[Objective]: Could you transcribe the material below exactly, without leaving out a single line?

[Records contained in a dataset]
##########
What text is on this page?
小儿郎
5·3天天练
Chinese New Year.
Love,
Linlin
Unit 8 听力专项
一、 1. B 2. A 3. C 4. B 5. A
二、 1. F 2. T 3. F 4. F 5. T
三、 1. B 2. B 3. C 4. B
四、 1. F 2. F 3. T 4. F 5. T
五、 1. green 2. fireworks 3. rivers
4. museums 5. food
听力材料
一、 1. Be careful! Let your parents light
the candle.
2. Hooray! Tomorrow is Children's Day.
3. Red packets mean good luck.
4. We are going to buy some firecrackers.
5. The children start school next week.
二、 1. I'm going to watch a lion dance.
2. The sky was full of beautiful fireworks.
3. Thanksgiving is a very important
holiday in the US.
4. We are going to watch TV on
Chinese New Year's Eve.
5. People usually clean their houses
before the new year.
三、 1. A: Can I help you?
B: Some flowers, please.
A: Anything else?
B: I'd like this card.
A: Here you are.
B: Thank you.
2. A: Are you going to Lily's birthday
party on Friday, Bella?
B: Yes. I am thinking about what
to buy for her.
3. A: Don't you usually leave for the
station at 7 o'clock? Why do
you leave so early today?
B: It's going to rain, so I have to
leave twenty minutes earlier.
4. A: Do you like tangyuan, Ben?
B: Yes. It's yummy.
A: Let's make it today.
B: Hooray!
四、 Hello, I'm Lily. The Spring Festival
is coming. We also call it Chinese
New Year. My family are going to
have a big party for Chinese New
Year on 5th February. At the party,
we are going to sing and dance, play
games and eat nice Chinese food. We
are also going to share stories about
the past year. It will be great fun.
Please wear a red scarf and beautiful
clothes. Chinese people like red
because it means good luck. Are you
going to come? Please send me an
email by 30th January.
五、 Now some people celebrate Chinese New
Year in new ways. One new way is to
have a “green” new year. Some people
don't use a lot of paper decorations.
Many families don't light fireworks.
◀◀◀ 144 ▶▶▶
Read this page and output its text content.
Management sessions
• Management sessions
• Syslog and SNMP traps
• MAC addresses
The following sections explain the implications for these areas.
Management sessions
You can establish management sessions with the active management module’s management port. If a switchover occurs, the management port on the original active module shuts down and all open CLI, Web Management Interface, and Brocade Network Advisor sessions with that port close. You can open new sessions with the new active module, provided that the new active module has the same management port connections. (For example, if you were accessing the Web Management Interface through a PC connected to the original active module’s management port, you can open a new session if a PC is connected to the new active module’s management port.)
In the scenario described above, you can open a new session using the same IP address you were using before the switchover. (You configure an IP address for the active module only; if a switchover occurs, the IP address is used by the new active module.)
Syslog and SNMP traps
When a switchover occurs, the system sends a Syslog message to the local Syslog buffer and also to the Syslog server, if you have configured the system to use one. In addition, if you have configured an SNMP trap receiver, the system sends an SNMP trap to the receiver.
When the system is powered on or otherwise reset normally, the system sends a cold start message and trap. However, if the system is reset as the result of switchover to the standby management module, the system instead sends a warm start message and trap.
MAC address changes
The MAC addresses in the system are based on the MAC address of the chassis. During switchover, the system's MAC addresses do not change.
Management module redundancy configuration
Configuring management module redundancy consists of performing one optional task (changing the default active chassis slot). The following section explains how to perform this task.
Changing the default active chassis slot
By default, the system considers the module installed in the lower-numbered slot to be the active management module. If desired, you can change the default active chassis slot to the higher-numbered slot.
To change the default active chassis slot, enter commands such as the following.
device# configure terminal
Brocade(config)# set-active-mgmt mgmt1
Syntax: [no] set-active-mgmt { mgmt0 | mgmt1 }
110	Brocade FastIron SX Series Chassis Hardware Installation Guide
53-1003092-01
##########
[Worked solution]:
What text is on this page?
小儿郎
5·3天天练
Chinese New Year.
Love,
Linlin
Unit 8 听力专项
一、 1. B 2. A 3. C 4. B 5. A
二、 1. F 2. T 3. F 4. F 5. T
三、 1. B 2. B 3. C 4. B
四、 1. F 2. F 3. T 4. F 5. T
五、 1. green 2. fireworks 3. rivers
4. museums 5. food
听力材料
一、 1. Be careful! Let your parents light
the candle.
2. Hooray! Tomorrow is Children's Day.
3. Red packets mean good luck.
4. We are going to buy some firecrackers.
5. The children start school next week.
二、 1. I'm going to watch a lion dance.
2. The sky was full of beautiful fireworks.
3. Thanksgiving is a very important
holiday in the US.
4. We are going to watch TV on
Chinese New Year's Eve.
5. People usually clean their houses
before the new year.
三、 1. A: Can I help you?
B: Some flowers, please.
A: Anything else?
B: I'd like this card.
A: Here you are.
B: Thank you.
2. A: Are you going to Lily's birthday
party on Friday, Bella?
B: Yes. I am thinking about what
to buy for her.
3. A: Don't you usually leave for the
station at 7 o'clock? Why do
you leave so early today?
B: It's going to rain, so I have to
leave twenty minutes earlier.
4. A: Do you like tangyuan, Ben?
B: Yes. It's yummy.
A: Let's make it today.
B: Hooray!
四、 Hello, I'm Lily. The Spring Festival
is coming. We also call it Chinese
New Year. My family are going to
have a big party for Chinese New
Year on 5th February. At the party,
we are going to sing and dance, play
games and eat nice Chinese food. We
are also going to share stories about
the past year. It will be great fun.
Please wear a red scarf and beautiful
clothes. Chinese people like red
because it means good luck. Are you
going to come? Please send me an
email by 30th January.
五、 Now some people celebrate Chinese New
Year in new ways. One new way is to
have a “green” new year. Some people
don't use a lot of paper decorations.
Many families don't light fireworks.
◀◀◀ 144 ▶▶▶
Read this page and output its text content.
Management sessions
• Management sessions
• Syslog and SNMP traps
• MAC addresses
The following sections explain the implications for these areas.
Management sessions
You can establish management sessions with the active management module’s management port. If a switchover occurs, the management port on the original active module shuts down and all open CLI, Web Management Interface, and Brocade Network Advisor sessions with that port close. You can open new sessions with the new active module, provided that the new active module has the same management port connections. (For example, if you were accessing the Web Management Interface through a PC connected to the original active module’s management port, you can open a new session if a PC is connected to the new active module’s management port.)
In the scenario described above, you can open a new session using the same IP address you were using before the switchover. (You configure an IP address for the active module only; if a switchover occurs, the IP address is used by the new active module.)
Syslog and SNMP traps
When a switchover occurs, the system sends a Syslog message to the local Syslog buffer and also to the Syslog server, if you have configured the system to use one. In addition, if you have configured an SNMP trap receiver, the system sends an SNMP trap to the receiver.
When the system is powered on or otherwise reset normally, the system sends a cold start message and trap. However, if the system is reset as the result of switchover to the standby management module, the system instead sends a warm start message and trap.
MAC address changes
The MAC addresses in the system are based on the MAC address of the chassis. During switchover, the system's MAC addresses do not change.
Management module redundancy configuration
Configuring management module redundancy consists of performing one optional task (changing the default active chassis slot). The following section explains how to perform this task.
Changing the default active chassis slot
By default, the system considers the module installed in the lower-numbered slot to be the active management module. If desired, you can change the default active chassis slot to the higher-numbered slot.
To change the default active chassis slot, enter commands such as the following.
device# configure terminal
Brocade(config)# set-active-mgmt mgmt1
Syntax: [no] set-active-mgmt { mgmt0 | mgmt1 }
110	Brocade FastIron SX Series Chassis Hardware Installation Guide
53-1003092-01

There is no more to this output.